▸ **Written problem**:
Transcribe the entries that follow exactly as they appear, minus pictures.

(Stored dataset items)

--- Start ---

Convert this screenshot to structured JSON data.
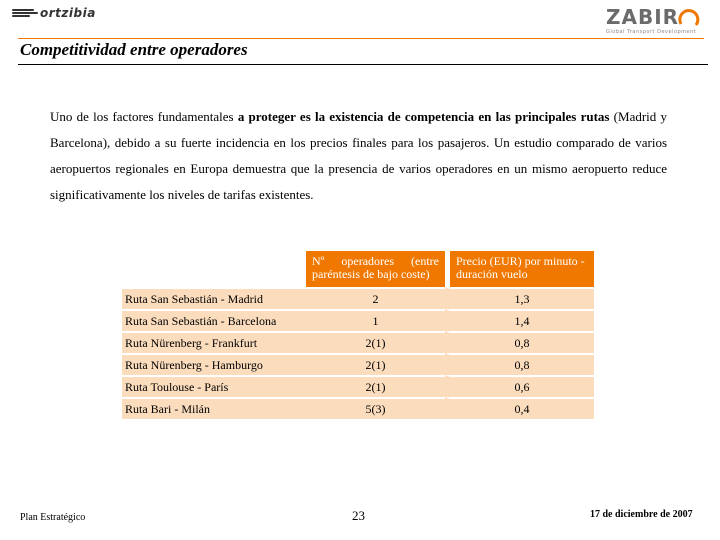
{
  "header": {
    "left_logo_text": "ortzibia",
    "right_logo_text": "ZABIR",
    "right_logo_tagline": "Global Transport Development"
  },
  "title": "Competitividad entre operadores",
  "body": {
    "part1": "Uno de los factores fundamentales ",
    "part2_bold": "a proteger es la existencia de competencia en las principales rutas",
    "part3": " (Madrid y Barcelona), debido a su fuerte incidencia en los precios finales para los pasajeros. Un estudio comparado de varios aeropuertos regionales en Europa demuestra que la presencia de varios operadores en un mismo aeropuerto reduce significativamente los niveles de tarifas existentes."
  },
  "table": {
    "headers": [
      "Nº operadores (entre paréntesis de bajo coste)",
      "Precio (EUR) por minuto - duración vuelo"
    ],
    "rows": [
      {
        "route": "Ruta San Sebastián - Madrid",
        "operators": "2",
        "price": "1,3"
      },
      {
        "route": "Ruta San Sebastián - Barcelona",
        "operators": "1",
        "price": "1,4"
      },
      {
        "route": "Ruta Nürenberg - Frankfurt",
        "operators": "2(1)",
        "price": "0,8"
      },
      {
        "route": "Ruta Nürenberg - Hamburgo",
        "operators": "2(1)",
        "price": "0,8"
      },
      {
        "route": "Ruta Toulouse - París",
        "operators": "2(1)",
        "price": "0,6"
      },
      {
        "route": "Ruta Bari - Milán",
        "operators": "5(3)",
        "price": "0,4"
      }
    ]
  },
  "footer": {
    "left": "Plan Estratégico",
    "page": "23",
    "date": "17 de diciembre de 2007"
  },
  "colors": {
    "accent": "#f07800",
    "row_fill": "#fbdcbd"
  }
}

--- End ---

▸ **The output**:
Convert this screenshot to structured JSON data.
{
  "header": {
    "left_logo_text": "ortzibia",
    "right_logo_text": "ZABIR",
    "right_logo_tagline": "Global Transport Development"
  },
  "title": "Competitividad entre operadores",
  "body": {
    "part1": "Uno de los factores fundamentales ",
    "part2_bold": "a proteger es la existencia de competencia en las principales rutas",
    "part3": " (Madrid y Barcelona), debido a su fuerte incidencia en los precios finales para los pasajeros. Un estudio comparado de varios aeropuertos regionales en Europa demuestra que la presencia de varios operadores en un mismo aeropuerto reduce significativamente los niveles de tarifas existentes."
  },
  "table": {
    "headers": [
      "Nº operadores (entre paréntesis de bajo coste)",
      "Precio (EUR) por minuto - duración vuelo"
    ],
    "rows": [
      {
        "route": "Ruta San Sebastián - Madrid",
        "operators": "2",
        "price": "1,3"
      },
      {
        "route": "Ruta San Sebastián - Barcelona",
        "operators": "1",
        "price": "1,4"
      },
      {
        "route": "Ruta Nürenberg - Frankfurt",
        "operators": "2(1)",
        "price": "0,8"
      },
      {
        "route": "Ruta Nürenberg - Hamburgo",
        "operators": "2(1)",
        "price": "0,8"
      },
      {
        "route": "Ruta Toulouse - París",
        "operators": "2(1)",
        "price": "0,6"
      },
      {
        "route": "Ruta Bari - Milán",
        "operators": "5(3)",
        "price": "0,4"
      }
    ]
  },
  "footer": {
    "left": "Plan Estratégico",
    "page": "23",
    "date": "17 de diciembre de 2007"
  },
  "colors": {
    "accent": "#f07800",
    "row_fill": "#fbdcbd"
  }
}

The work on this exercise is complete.